---------- MATERIAL FOR THIS EXERCISE
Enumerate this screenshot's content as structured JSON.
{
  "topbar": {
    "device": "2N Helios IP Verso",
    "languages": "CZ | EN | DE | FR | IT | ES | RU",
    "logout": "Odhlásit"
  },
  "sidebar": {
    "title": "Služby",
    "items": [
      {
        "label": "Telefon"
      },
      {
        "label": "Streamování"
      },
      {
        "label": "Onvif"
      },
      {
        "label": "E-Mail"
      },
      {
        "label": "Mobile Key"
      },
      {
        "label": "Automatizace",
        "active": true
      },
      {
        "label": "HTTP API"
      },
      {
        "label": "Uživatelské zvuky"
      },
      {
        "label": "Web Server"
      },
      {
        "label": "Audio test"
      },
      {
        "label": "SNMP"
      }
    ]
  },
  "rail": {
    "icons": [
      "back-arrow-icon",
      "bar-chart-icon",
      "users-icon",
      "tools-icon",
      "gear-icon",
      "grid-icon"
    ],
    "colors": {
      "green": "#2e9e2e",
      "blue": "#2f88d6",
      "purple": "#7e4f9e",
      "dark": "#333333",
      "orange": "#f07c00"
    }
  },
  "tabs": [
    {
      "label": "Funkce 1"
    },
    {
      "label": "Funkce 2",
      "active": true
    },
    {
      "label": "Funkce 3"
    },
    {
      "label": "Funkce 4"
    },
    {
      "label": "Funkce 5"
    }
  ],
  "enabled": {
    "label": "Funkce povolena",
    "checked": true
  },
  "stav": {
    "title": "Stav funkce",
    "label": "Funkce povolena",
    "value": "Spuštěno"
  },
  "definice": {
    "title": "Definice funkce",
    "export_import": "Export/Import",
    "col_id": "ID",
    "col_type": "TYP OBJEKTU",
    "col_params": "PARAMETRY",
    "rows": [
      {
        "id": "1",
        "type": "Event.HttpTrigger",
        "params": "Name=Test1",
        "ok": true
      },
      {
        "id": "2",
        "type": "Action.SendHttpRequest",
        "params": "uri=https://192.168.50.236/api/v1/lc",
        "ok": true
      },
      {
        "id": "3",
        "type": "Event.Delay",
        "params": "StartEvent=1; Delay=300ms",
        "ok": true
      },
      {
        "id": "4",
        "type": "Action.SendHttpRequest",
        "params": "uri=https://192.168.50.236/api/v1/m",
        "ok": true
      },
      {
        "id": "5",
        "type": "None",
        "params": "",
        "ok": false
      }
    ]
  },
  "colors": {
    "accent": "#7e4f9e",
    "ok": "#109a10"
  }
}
--------------------
YOUR GOAL
Out of the material above, gather each line where "Delay" appears.

IN RESPONSE
        "type": "Event.Delay",
        "params": "StartEvent=1; Delay=300ms",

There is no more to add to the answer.